* Instruction:
Where a line below holds the string "Логический", copy that line.

* Available data:
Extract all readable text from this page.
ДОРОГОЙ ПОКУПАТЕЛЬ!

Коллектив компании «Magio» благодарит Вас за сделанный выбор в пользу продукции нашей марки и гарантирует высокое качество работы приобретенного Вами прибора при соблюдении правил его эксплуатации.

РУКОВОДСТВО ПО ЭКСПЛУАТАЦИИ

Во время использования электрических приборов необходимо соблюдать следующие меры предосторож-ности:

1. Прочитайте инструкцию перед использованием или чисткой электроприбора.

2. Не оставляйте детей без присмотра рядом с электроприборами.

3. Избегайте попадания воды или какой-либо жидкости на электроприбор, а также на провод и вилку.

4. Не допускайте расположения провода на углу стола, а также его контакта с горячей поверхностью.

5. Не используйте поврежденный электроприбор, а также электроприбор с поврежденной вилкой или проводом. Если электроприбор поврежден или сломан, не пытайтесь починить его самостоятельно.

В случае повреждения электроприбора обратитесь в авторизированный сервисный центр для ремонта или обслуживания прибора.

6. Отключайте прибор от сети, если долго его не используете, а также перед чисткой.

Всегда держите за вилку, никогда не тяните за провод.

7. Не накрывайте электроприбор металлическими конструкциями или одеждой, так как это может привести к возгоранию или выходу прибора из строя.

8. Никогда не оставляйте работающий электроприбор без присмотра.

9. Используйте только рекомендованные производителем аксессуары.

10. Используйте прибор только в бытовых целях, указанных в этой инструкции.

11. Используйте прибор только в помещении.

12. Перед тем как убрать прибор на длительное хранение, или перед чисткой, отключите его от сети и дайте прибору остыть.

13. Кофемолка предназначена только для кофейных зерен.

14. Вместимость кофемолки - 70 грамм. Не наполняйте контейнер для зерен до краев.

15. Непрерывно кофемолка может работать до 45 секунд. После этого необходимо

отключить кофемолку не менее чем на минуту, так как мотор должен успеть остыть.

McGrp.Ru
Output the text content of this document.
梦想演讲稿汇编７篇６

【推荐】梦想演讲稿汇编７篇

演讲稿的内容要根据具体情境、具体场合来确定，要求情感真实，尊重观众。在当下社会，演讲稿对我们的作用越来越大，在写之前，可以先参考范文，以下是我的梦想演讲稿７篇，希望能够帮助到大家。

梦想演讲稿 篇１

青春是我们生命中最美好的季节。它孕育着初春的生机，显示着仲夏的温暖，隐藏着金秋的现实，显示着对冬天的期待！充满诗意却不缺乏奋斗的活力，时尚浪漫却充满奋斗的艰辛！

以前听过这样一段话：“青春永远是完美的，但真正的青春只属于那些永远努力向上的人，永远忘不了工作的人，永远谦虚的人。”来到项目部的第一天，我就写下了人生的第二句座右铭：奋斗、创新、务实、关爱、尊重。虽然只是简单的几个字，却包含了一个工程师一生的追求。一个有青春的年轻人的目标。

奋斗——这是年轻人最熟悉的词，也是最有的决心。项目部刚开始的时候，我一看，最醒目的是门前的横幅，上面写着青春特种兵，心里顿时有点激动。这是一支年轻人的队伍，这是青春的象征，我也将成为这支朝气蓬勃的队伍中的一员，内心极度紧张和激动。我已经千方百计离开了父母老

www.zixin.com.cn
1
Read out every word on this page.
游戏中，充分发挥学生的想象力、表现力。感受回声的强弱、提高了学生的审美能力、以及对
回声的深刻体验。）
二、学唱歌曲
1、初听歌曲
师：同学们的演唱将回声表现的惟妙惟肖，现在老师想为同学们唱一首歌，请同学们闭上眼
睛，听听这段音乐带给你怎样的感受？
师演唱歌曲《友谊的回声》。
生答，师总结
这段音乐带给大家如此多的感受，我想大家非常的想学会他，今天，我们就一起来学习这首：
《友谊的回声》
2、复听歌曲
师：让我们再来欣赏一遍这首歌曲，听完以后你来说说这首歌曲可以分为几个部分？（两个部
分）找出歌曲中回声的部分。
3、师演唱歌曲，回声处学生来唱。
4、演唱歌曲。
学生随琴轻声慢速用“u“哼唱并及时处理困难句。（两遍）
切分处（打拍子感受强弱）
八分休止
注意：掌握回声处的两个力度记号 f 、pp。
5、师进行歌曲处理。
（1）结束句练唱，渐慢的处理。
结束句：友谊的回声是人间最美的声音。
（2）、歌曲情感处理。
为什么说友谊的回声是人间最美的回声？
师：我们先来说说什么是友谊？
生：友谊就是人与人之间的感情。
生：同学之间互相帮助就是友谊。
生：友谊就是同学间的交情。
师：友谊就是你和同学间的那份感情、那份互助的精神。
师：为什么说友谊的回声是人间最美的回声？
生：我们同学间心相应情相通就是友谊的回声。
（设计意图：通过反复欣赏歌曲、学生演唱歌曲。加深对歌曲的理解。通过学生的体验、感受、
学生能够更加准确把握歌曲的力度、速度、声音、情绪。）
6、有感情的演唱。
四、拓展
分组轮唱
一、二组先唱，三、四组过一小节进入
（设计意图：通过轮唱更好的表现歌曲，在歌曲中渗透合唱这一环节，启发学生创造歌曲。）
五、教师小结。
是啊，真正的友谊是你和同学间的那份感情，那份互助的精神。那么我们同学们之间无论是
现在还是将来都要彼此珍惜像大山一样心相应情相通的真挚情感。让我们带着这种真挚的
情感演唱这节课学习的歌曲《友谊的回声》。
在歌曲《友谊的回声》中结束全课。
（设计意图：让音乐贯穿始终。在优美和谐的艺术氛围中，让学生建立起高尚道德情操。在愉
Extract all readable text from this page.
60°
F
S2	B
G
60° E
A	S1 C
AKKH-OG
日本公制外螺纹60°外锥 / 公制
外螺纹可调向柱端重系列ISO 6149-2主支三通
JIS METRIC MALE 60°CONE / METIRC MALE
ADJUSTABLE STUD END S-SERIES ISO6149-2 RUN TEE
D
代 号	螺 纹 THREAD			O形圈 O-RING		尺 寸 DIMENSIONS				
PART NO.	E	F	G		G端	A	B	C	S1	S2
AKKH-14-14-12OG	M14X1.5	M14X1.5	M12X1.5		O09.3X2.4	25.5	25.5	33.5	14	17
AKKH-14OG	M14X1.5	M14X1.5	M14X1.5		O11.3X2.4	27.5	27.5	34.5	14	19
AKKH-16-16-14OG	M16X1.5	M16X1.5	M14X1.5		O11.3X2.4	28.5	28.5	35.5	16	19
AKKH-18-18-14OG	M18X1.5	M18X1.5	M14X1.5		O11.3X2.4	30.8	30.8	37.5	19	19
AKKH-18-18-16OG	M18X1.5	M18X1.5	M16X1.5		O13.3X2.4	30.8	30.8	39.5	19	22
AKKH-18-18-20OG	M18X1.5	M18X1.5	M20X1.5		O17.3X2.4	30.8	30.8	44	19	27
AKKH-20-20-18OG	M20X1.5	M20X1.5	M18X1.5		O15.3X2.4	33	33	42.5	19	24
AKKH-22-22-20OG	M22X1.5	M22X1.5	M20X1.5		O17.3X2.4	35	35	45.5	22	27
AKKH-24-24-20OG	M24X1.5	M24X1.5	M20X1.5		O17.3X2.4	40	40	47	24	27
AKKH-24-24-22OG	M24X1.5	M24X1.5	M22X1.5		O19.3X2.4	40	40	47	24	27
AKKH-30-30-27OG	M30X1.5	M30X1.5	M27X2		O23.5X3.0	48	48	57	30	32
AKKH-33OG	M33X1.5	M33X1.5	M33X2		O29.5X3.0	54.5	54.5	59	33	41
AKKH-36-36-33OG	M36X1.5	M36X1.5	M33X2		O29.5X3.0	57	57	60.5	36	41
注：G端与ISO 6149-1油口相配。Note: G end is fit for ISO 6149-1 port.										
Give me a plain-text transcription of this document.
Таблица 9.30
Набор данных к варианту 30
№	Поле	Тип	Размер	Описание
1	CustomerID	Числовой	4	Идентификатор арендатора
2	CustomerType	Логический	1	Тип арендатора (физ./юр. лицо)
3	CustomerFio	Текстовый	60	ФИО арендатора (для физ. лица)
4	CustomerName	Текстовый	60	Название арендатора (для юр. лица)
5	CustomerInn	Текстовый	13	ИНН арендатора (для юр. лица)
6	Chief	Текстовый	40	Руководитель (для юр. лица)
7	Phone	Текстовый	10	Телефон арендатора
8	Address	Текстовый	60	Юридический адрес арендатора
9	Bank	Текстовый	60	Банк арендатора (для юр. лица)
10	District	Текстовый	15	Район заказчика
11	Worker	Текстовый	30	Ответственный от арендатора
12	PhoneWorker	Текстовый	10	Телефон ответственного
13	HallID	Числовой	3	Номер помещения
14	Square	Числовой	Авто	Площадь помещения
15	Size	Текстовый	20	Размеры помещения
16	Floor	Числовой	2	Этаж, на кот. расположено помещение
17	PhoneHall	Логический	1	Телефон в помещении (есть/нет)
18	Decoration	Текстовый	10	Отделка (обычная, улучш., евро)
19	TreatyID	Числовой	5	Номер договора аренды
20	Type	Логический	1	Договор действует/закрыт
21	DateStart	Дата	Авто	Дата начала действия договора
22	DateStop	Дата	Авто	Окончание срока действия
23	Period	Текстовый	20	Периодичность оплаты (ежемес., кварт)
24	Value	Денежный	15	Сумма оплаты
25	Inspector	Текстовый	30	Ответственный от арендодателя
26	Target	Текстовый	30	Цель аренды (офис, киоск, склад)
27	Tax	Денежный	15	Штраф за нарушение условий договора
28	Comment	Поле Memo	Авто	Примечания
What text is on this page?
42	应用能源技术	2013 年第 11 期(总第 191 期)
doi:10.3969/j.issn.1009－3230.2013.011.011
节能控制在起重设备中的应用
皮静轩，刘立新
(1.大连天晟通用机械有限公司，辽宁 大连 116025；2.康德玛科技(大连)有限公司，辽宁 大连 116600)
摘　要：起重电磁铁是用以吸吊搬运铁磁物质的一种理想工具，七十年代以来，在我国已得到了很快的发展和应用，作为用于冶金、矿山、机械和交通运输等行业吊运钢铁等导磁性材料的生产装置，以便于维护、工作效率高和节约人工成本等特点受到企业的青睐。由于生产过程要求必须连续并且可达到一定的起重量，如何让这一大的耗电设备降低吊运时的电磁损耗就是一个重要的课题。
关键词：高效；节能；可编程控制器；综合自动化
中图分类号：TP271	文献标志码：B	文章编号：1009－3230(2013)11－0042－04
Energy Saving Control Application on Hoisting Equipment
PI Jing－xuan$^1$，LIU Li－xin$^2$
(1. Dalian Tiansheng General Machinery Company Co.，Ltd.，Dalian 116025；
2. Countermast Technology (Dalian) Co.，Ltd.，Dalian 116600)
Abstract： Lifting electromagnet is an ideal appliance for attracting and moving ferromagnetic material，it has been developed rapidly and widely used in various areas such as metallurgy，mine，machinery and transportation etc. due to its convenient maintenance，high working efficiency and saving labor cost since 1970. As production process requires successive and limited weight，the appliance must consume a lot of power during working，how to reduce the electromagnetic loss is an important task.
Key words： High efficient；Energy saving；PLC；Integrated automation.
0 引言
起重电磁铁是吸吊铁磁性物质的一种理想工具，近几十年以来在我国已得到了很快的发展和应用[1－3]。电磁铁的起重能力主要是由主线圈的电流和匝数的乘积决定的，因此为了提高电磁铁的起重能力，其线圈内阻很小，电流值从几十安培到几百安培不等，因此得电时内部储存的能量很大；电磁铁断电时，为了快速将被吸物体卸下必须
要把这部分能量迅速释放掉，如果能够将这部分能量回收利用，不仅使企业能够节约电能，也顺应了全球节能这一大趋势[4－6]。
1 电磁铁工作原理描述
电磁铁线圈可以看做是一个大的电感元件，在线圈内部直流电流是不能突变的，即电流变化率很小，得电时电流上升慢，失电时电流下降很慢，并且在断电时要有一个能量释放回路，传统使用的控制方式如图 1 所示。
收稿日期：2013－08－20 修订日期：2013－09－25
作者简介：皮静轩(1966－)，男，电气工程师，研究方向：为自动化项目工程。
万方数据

* Answer to the task:
2	CustomerType	Логический	1	Тип арендатора (физ./юр. лицо)
17	PhoneHall	Логический	1	Телефон в помещении (есть/нет)
20	Type	Логический	1	Договор действует/закрыт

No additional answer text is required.